>> begin
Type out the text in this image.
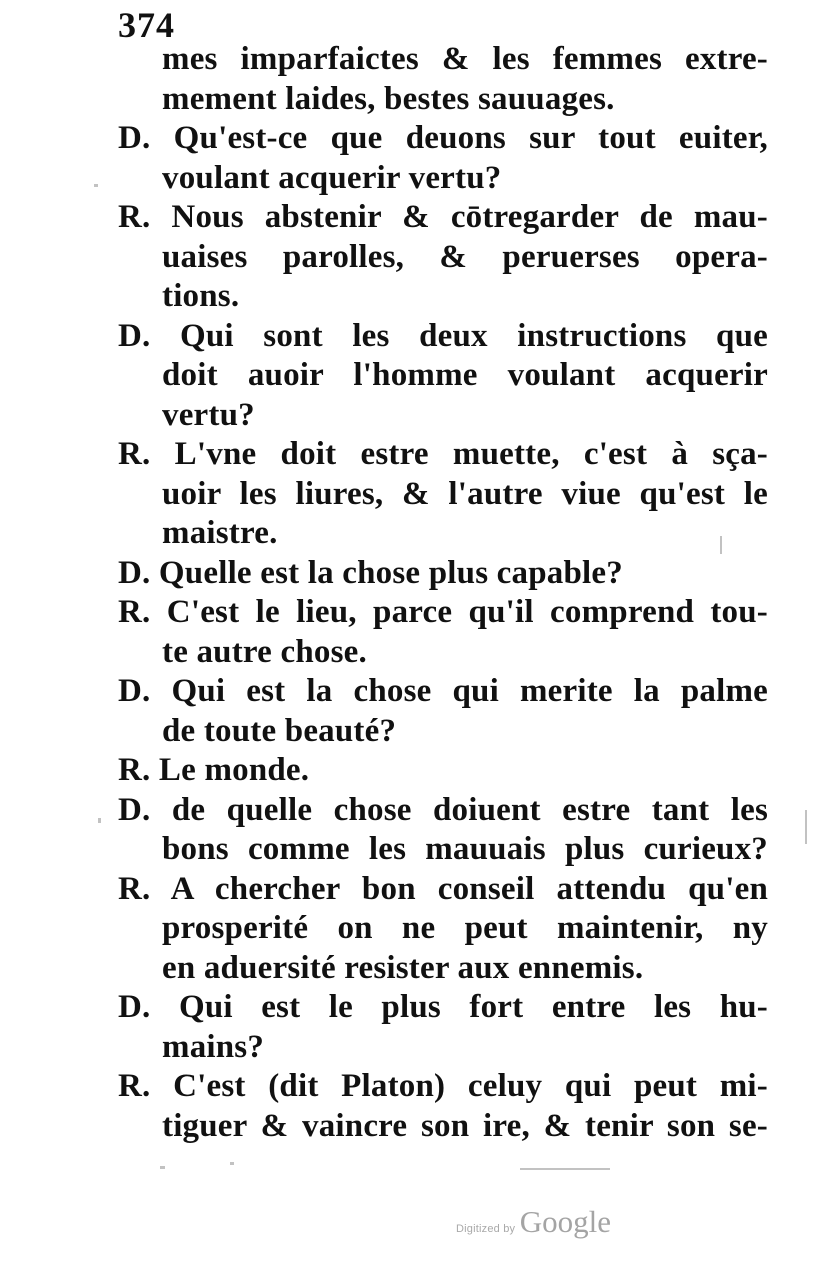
374
mes imparfaictes & les femmes extre-
mement laides, bestes sauuages.
D. Qu'est-ce que deuons sur tout euiter,
voulant acquerir vertu?
R. Nous abstenir & cōtregarder de mau-
uaises parolles, & peruerses opera-
tions.
D. Qui sont les deux instructions que
doit auoir l'homme voulant acquerir
vertu?
R. L'vne doit estre muette, c'est à sça-
uoir les liures, & l'autre viue qu'est le
maistre.
D. Quelle est la chose plus capable?
R. C'est le lieu, parce qu'il comprend tou-
te autre chose.
D. Qui est la chose qui merite la palme
de toute beauté?
R. Le monde.
D. de quelle chose doiuent estre tant les
bons comme les mauuais plus curieux?
R. A chercher bon conseil attendu qu'en
prosperité on ne peut maintenir, ny
en aduersité resister aux ennemis.
D. Qui est le plus fort entre les hu-
mains?
R. C'est (dit Platon) celuy qui peut mi-
tiguer & vaincre son ire, & tenir son se-
Digitized by Google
>> end
### DIRECTIONS
Select all lines in the listing that include the word "acquerir".

### SOLUTION BELOW
voulant acquerir vertu?
doit auoir l'homme voulant acquerir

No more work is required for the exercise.